Data listing —

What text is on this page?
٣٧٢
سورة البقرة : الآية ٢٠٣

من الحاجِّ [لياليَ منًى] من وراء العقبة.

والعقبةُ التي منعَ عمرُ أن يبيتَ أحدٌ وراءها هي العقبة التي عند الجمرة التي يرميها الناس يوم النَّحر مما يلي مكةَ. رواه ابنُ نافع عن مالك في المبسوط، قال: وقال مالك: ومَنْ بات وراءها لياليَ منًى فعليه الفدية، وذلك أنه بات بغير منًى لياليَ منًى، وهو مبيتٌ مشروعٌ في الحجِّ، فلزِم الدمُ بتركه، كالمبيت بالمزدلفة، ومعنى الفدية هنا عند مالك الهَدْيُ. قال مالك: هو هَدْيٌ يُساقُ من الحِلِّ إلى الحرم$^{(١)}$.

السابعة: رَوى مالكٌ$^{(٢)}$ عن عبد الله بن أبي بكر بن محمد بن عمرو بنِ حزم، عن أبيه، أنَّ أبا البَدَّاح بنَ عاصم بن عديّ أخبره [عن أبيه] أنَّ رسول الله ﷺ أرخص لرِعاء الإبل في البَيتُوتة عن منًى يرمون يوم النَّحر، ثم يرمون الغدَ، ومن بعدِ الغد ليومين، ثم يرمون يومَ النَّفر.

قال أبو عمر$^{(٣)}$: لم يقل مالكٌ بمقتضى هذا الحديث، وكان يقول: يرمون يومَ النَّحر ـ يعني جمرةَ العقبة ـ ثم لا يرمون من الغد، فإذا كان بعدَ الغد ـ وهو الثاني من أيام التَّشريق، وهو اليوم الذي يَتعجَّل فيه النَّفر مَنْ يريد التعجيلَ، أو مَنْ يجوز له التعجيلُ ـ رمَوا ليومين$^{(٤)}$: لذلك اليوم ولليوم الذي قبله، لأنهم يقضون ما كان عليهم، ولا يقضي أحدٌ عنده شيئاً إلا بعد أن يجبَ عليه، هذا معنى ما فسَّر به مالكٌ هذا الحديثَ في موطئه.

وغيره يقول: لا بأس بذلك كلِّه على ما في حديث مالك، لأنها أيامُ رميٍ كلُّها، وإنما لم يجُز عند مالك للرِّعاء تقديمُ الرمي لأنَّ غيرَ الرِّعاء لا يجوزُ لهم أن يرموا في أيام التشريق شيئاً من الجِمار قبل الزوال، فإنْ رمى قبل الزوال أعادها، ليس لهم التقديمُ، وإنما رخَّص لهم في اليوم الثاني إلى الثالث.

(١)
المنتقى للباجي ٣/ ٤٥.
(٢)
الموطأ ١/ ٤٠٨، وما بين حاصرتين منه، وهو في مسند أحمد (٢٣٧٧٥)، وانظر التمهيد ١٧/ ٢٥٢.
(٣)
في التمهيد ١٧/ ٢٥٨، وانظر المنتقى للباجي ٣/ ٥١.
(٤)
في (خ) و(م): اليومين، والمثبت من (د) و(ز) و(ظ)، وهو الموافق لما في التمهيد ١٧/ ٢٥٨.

WHAT YOU WILL DO —
Identify every line above with the string "يجوز" in it. Copy those lines.

RESULT BELOW —
قال أبو عمر$^{(٣)}$: لم يقل مالكٌ بمقتضى هذا الحديث، وكان يقول: يرمون يومَ النَّحر ـ يعني جمرةَ العقبة ـ ثم لا يرمون من الغد، فإذا كان بعدَ الغد ـ وهو الثاني من أيام التَّشريق، وهو اليوم الذي يَتعجَّل فيه النَّفر مَنْ يريد التعجيلَ، أو مَنْ يجوز له التعجيلُ ـ رمَوا ليومين$^{(٤)}$: لذلك اليوم ولليوم الذي قبله، لأنهم يقضون ما كان عليهم، ولا يقضي أحدٌ عنده شيئاً إلا بعد أن يجبَ عليه، هذا معنى ما فسَّر به مالكٌ هذا الحديثَ في موطئه.
وغيره يقول: لا بأس بذلك كلِّه على ما في حديث مالك، لأنها أيامُ رميٍ كلُّها، وإنما لم يجُز عند مالك للرِّعاء تقديمُ الرمي لأنَّ غيرَ الرِّعاء لا يجوزُ لهم أن يرموا في أيام التشريق شيئاً من الجِمار قبل الزوال، فإنْ رمى قبل الزوال أعادها، ليس لهم التقديمُ، وإنما رخَّص لهم في اليوم الثاني إلى الثالث.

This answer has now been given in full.